AIM =>
Copy the records below exactly as they appear.

(Chart and figure data)

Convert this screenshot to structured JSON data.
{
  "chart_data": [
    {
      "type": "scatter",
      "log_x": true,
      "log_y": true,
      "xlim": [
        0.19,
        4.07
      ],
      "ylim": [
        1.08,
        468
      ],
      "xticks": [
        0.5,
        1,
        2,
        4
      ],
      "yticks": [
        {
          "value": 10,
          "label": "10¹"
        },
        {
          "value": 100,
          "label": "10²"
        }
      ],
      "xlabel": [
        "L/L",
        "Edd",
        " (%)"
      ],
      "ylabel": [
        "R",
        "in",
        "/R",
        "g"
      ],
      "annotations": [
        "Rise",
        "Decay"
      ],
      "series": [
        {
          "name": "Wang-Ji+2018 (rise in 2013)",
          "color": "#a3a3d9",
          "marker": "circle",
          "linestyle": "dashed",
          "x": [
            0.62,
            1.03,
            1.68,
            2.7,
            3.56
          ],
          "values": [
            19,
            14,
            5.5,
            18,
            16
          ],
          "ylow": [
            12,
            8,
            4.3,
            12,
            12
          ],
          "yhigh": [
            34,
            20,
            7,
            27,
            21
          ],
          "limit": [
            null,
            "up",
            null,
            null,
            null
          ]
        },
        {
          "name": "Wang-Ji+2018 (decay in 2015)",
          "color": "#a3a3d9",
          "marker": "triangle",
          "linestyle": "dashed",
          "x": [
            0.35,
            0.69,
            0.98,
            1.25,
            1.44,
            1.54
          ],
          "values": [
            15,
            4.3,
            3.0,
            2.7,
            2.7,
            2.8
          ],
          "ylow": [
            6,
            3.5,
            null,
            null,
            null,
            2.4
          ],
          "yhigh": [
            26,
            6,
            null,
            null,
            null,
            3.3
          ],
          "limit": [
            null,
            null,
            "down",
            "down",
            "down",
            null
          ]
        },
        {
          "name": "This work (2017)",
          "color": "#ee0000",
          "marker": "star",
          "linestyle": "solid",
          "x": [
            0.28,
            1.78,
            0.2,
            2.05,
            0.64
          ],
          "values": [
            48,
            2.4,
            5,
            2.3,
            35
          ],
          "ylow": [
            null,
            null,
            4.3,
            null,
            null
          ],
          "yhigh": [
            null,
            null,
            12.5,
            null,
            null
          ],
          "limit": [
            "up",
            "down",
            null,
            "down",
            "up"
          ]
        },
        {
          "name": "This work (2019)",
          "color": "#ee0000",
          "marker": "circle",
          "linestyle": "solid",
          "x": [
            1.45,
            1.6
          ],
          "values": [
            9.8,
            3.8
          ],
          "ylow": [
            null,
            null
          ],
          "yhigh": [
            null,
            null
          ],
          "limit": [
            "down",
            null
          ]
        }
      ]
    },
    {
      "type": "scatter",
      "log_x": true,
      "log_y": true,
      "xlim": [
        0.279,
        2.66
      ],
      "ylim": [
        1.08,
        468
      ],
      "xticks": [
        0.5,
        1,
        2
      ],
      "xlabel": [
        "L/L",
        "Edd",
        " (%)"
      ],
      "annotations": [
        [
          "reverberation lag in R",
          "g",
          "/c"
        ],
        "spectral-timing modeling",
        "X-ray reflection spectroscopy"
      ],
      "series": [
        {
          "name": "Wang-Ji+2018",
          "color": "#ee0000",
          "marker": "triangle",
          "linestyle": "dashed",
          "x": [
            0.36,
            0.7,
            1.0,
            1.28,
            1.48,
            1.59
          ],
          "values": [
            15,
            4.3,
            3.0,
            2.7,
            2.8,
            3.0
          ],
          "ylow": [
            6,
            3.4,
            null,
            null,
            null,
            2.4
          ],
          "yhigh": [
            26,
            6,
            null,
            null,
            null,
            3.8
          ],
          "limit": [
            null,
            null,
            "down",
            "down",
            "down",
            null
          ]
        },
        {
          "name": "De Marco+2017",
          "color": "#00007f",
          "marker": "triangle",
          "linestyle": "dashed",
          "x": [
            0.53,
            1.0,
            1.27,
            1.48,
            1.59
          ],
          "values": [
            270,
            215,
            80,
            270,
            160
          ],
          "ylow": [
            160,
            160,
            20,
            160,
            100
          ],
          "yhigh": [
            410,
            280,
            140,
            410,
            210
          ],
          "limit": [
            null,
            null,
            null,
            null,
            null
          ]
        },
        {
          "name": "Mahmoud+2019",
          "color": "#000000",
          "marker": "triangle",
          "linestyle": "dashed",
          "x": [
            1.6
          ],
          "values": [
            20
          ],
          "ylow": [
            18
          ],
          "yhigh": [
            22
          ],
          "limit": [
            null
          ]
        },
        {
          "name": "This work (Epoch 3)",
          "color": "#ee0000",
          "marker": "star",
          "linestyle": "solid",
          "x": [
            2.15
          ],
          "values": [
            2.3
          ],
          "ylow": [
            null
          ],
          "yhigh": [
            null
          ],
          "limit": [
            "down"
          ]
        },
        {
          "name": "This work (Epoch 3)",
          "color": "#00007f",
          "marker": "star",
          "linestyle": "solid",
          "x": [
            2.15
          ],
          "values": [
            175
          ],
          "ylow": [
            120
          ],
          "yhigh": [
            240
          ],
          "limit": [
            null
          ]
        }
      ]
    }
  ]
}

OUTPUT OF THE TASK =>
Convert this screenshot to structured JSON data.
{
  "chart_data": [
    {
      "type": "scatter",
      "log_x": true,
      "log_y": true,
      "xlim": [
        0.19,
        4.07
      ],
      "ylim": [
        1.08,
        468
      ],
      "xticks": [
        0.5,
        1,
        2,
        4
      ],
      "yticks": [
        {
          "value": 10,
          "label": "10¹"
        },
        {
          "value": 100,
          "label": "10²"
        }
      ],
      "xlabel": [
        "L/L",
        "Edd",
        " (%)"
      ],
      "ylabel": [
        "R",
        "in",
        "/R",
        "g"
      ],
      "annotations": [
        "Rise",
        "Decay"
      ],
      "series": [
        {
          "name": "Wang-Ji+2018 (rise in 2013)",
          "color": "#a3a3d9",
          "marker": "circle",
          "linestyle": "dashed",
          "x": [
            0.62,
            1.03,
            1.68,
            2.7,
            3.56
          ],
          "values": [
            19,
            14,
            5.5,
            18,
            16
          ],
          "ylow": [
            12,
            8,
            4.3,
            12,
            12
          ],
          "yhigh": [
            34,
            20,
            7,
            27,
            21
          ],
          "limit": [
            null,
            "up",
            null,
            null,
            null
          ]
        },
        {
          "name": "Wang-Ji+2018 (decay in 2015)",
          "color": "#a3a3d9",
          "marker": "triangle",
          "linestyle": "dashed",
          "x": [
            0.35,
            0.69,
            0.98,
            1.25,
            1.44,
            1.54
          ],
          "values": [
            15,
            4.3,
            3.0,
            2.7,
            2.7,
            2.8
          ],
          "ylow": [
            6,
            3.5,
            null,
            null,
            null,
            2.4
          ],
          "yhigh": [
            26,
            6,
            null,
            null,
            null,
            3.3
          ],
          "limit": [
            null,
            null,
            "down",
            "down",
            "down",
            null
          ]
        },
        {
          "name": "This work (2017)",
          "color": "#ee0000",
          "marker": "star",
          "linestyle": "solid",
          "x": [
            0.28,
            1.78,
            0.2,
            2.05,
            0.64
          ],
          "values": [
            48,
            2.4,
            5,
            2.3,
            35
          ],
          "ylow": [
            null,
            null,
            4.3,
            null,
            null
          ],
          "yhigh": [
            null,
            null,
            12.5,
            null,
            null
          ],
          "limit": [
            "up",
            "down",
            null,
            "down",
            "up"
          ]
        },
        {
          "name": "This work (2019)",
          "color": "#ee0000",
          "marker": "circle",
          "linestyle": "solid",
          "x": [
            1.45,
            1.6
          ],
          "values": [
            9.8,
            3.8
          ],
          "ylow": [
            null,
            null
          ],
          "yhigh": [
            null,
            null
          ],
          "limit": [
            "down",
            null
          ]
        }
      ]
    },
    {
      "type": "scatter",
      "log_x": true,
      "log_y": true,
      "xlim": [
        0.279,
        2.66
      ],
      "ylim": [
        1.08,
        468
      ],
      "xticks": [
        0.5,
        1,
        2
      ],
      "xlabel": [
        "L/L",
        "Edd",
        " (%)"
      ],
      "annotations": [
        [
          "reverberation lag in R",
          "g",
          "/c"
        ],
        "spectral-timing modeling",
        "X-ray reflection spectroscopy"
      ],
      "series": [
        {
          "name": "Wang-Ji+2018",
          "color": "#ee0000",
          "marker": "triangle",
          "linestyle": "dashed",
          "x": [
            0.36,
            0.7,
            1.0,
            1.28,
            1.48,
            1.59
          ],
          "values": [
            15,
            4.3,
            3.0,
            2.7,
            2.8,
            3.0
          ],
          "ylow": [
            6,
            3.4,
            null,
            null,
            null,
            2.4
          ],
          "yhigh": [
            26,
            6,
            null,
            null,
            null,
            3.8
          ],
          "limit": [
            null,
            null,
            "down",
            "down",
            "down",
            null
          ]
        },
        {
          "name": "De Marco+2017",
          "color": "#00007f",
          "marker": "triangle",
          "linestyle": "dashed",
          "x": [
            0.53,
            1.0,
            1.27,
            1.48,
            1.59
          ],
          "values": [
            270,
            215,
            80,
            270,
            160
          ],
          "ylow": [
            160,
            160,
            20,
            160,
            100
          ],
          "yhigh": [
            410,
            280,
            140,
            410,
            210
          ],
          "limit": [
            null,
            null,
            null,
            null,
            null
          ]
        },
        {
          "name": "Mahmoud+2019",
          "color": "#000000",
          "marker": "triangle",
          "linestyle": "dashed",
          "x": [
            1.6
          ],
          "values": [
            20
          ],
          "ylow": [
            18
          ],
          "yhigh": [
            22
          ],
          "limit": [
            null
          ]
        },
        {
          "name": "This work (Epoch 3)",
          "color": "#ee0000",
          "marker": "star",
          "linestyle": "solid",
          "x": [
            2.15
          ],
          "values": [
            2.3
          ],
          "ylow": [
            null
          ],
          "yhigh": [
            null
          ],
          "limit": [
            "down"
          ]
        },
        {
          "name": "This work (Epoch 3)",
          "color": "#00007f",
          "marker": "star",
          "linestyle": "solid",
          "x": [
            2.15
          ],
          "values": [
            175
          ],
          "ylow": [
            120
          ],
          "yhigh": [
            240
          ],
          "limit": [
            null
          ]
        }
      ]
    }
  ]
}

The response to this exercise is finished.